What you will do: Copy out the listing exactly.

Given data:
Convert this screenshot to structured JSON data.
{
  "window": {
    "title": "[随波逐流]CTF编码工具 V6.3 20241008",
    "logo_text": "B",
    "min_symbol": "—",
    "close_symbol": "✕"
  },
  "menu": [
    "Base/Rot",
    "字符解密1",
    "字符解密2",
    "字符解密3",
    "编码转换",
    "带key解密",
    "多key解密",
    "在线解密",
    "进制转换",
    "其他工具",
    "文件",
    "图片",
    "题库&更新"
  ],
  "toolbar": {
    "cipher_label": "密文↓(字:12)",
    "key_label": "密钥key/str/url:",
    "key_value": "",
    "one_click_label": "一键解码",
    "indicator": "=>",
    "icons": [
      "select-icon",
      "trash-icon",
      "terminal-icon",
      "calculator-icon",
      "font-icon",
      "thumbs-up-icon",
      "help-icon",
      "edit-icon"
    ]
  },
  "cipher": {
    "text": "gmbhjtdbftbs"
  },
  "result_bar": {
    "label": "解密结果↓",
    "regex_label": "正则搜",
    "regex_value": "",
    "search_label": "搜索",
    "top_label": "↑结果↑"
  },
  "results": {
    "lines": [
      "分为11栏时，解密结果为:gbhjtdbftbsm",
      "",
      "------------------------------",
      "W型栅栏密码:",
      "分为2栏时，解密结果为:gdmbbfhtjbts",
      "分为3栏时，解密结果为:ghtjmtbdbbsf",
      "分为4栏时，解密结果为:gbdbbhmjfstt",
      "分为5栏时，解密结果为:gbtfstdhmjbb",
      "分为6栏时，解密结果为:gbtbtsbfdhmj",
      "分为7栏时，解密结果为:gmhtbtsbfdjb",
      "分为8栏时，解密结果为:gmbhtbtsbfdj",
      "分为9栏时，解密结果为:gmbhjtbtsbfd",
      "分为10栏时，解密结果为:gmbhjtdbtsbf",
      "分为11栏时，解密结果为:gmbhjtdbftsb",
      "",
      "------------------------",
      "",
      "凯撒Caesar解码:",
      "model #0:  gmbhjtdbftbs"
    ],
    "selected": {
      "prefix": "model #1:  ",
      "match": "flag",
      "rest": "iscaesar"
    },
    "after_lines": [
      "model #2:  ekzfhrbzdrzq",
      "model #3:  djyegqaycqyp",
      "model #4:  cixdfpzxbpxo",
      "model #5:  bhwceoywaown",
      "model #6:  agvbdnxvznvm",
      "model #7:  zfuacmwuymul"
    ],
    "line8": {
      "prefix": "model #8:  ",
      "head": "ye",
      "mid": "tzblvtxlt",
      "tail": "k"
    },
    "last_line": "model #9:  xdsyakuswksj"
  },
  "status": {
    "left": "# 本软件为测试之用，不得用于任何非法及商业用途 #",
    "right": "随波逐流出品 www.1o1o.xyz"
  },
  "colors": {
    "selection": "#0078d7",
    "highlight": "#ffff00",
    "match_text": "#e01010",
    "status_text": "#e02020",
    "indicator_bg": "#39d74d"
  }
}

Full solution:
Convert this screenshot to structured JSON data.
{
  "window": {
    "title": "[随波逐流]CTF编码工具 V6.3 20241008",
    "logo_text": "B",
    "min_symbol": "—",
    "close_symbol": "✕"
  },
  "menu": [
    "Base/Rot",
    "字符解密1",
    "字符解密2",
    "字符解密3",
    "编码转换",
    "带key解密",
    "多key解密",
    "在线解密",
    "进制转换",
    "其他工具",
    "文件",
    "图片",
    "题库&更新"
  ],
  "toolbar": {
    "cipher_label": "密文↓(字:12)",
    "key_label": "密钥key/str/url:",
    "key_value": "",
    "one_click_label": "一键解码",
    "indicator": "=>",
    "icons": [
      "select-icon",
      "trash-icon",
      "terminal-icon",
      "calculator-icon",
      "font-icon",
      "thumbs-up-icon",
      "help-icon",
      "edit-icon"
    ]
  },
  "cipher": {
    "text": "gmbhjtdbftbs"
  },
  "result_bar": {
    "label": "解密结果↓",
    "regex_label": "正则搜",
    "regex_value": "",
    "search_label": "搜索",
    "top_label": "↑结果↑"
  },
  "results": {
    "lines": [
      "分为11栏时，解密结果为:gbhjtdbftbsm",
      "",
      "------------------------------",
      "W型栅栏密码:",
      "分为2栏时，解密结果为:gdmbbfhtjbts",
      "分为3栏时，解密结果为:ghtjmtbdbbsf",
      "分为4栏时，解密结果为:gbdbbhmjfstt",
      "分为5栏时，解密结果为:gbtfstdhmjbb",
      "分为6栏时，解密结果为:gbtbtsbfdhmj",
      "分为7栏时，解密结果为:gmhtbtsbfdjb",
      "分为8栏时，解密结果为:gmbhtbtsbfdj",
      "分为9栏时，解密结果为:gmbhjtbtsbfd",
      "分为10栏时，解密结果为:gmbhjtdbtsbf",
      "分为11栏时，解密结果为:gmbhjtdbftsb",
      "",
      "------------------------",
      "",
      "凯撒Caesar解码:",
      "model #0:  gmbhjtdbftbs"
    ],
    "selected": {
      "prefix": "model #1:  ",
      "match": "flag",
      "rest": "iscaesar"
    },
    "after_lines": [
      "model #2:  ekzfhrbzdrzq",
      "model #3:  djyegqaycqyp",
      "model #4:  cixdfpzxbpxo",
      "model #5:  bhwceoywaown",
      "model #6:  agvbdnxvznvm",
      "model #7:  zfuacmwuymul"
    ],
    "line8": {
      "prefix": "model #8:  ",
      "head": "ye",
      "mid": "tzblvtxlt",
      "tail": "k"
    },
    "last_line": "model #9:  xdsyakuswksj"
  },
  "status": {
    "left": "# 本软件为测试之用，不得用于任何非法及商业用途 #",
    "right": "随波逐流出品 www.1o1o.xyz"
  },
  "colors": {
    "selection": "#0078d7",
    "highlight": "#ffff00",
    "match_text": "#e01010",
    "status_text": "#e02020",
    "indicator_bg": "#39d74d"
  }
}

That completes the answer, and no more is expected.